» Prompt: In the entries below, find every line with "this" and copy it.

» Data provided:
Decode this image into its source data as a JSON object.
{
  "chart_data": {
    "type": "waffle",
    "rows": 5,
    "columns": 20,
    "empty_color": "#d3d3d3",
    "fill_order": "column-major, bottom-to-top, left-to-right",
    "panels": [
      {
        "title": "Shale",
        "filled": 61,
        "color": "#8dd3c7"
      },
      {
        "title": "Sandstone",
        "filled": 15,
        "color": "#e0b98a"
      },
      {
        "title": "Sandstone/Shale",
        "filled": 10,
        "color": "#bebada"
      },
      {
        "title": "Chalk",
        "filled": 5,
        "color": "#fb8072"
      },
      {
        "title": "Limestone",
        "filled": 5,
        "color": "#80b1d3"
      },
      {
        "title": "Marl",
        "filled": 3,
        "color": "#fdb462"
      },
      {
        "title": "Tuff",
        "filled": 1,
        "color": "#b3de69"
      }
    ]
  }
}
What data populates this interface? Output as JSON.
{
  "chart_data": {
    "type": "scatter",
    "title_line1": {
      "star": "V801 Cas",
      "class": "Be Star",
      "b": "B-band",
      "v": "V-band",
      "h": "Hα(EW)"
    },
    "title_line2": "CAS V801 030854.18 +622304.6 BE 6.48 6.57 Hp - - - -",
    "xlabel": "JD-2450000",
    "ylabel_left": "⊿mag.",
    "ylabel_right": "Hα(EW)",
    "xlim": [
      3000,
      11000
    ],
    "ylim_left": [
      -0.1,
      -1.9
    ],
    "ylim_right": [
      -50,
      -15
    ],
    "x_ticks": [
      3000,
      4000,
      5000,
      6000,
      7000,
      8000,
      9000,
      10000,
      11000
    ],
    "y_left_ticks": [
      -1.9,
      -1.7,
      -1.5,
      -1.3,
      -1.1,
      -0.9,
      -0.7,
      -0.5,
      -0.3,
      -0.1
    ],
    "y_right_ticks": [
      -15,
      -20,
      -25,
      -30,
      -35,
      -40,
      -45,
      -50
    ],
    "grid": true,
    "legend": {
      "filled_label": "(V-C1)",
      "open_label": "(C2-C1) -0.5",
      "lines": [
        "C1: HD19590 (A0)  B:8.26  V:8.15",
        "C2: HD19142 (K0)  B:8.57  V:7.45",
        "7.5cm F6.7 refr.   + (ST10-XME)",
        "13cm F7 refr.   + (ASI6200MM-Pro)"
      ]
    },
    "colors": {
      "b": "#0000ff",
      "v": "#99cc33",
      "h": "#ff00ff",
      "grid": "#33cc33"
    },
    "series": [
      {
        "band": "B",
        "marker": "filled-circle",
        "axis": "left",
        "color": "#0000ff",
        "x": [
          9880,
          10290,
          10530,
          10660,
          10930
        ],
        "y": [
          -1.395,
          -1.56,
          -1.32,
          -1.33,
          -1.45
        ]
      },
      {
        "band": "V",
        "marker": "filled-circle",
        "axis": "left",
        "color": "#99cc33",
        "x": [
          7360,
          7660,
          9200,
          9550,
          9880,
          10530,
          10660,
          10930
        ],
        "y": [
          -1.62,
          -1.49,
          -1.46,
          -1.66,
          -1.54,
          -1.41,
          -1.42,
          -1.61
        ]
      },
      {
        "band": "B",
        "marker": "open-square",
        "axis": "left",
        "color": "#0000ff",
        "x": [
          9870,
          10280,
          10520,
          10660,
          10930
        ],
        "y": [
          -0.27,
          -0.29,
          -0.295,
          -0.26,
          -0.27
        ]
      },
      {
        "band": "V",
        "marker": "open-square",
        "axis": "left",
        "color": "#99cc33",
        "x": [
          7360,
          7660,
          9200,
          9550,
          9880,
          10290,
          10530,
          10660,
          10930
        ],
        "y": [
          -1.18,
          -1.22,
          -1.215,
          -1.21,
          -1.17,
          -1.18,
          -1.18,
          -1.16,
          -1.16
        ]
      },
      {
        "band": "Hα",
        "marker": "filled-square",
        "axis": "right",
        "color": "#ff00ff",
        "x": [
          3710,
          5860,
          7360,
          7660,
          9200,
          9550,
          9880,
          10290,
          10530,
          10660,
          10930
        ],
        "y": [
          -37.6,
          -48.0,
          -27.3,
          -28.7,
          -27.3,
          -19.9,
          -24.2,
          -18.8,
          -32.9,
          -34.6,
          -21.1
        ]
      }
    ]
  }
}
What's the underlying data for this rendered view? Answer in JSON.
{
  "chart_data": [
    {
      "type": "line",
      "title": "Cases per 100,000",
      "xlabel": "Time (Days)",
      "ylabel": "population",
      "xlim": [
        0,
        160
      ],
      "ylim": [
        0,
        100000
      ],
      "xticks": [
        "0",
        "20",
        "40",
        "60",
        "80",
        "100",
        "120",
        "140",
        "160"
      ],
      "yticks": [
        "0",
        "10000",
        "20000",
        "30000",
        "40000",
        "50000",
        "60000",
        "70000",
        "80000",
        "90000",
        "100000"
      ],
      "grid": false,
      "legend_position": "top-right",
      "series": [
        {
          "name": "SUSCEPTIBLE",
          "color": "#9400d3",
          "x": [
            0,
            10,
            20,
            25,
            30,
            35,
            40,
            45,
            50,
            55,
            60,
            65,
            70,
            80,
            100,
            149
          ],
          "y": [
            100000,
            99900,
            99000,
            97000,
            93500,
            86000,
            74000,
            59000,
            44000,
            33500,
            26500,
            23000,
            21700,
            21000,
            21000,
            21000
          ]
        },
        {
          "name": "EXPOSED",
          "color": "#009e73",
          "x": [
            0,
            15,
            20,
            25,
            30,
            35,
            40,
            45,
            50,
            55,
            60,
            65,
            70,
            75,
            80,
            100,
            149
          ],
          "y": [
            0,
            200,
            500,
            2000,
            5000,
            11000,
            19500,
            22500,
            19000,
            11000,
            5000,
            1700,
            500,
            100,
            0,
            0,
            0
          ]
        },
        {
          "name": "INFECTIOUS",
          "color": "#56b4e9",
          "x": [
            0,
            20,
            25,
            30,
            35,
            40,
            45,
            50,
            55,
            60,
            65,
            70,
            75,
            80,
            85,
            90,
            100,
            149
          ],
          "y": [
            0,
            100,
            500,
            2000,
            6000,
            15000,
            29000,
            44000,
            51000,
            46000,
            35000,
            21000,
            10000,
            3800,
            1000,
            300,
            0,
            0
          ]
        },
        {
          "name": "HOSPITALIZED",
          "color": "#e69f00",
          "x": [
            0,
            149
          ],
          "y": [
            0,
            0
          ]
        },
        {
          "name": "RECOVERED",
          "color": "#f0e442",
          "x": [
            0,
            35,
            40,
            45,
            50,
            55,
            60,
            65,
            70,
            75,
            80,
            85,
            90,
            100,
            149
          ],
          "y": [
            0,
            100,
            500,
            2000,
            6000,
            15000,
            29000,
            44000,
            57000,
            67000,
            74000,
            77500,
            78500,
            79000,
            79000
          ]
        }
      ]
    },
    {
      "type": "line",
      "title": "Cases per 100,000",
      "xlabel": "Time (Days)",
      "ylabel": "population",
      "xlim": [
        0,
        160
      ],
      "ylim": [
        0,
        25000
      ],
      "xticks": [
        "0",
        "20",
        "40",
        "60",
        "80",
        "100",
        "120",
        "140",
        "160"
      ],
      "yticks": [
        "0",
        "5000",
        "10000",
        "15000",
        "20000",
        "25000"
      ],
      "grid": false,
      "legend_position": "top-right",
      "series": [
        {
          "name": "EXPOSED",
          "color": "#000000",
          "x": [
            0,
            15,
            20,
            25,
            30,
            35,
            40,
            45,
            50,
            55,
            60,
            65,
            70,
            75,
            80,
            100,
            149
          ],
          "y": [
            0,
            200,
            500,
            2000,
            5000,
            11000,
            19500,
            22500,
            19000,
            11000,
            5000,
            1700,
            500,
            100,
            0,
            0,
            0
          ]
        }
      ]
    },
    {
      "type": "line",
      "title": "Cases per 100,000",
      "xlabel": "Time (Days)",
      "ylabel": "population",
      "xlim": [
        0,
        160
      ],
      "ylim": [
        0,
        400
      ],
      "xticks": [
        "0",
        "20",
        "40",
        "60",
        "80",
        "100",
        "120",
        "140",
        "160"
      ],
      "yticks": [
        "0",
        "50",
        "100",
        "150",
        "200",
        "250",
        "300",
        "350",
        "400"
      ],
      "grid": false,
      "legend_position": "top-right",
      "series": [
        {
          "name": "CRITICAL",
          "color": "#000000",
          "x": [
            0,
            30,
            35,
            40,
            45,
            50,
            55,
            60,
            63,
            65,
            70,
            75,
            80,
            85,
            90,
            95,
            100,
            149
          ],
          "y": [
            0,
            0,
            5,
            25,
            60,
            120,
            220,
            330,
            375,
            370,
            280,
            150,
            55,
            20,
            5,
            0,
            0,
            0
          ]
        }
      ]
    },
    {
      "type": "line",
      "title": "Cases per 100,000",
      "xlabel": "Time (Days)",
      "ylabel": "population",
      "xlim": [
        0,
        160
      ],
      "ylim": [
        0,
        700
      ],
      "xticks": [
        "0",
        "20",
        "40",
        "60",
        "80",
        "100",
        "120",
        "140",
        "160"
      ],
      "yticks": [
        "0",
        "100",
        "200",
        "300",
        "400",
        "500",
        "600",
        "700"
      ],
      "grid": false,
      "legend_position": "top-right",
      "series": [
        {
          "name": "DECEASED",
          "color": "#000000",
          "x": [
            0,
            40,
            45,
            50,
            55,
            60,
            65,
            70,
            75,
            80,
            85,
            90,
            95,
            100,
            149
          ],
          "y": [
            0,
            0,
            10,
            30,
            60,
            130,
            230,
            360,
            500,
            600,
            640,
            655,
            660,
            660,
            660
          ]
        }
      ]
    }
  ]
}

» Final result:
Decode this image into its source data as a JSON object.
What data populates this interface? Output as JSON.
What's the underlying data for this rendered view? Answer in JSON.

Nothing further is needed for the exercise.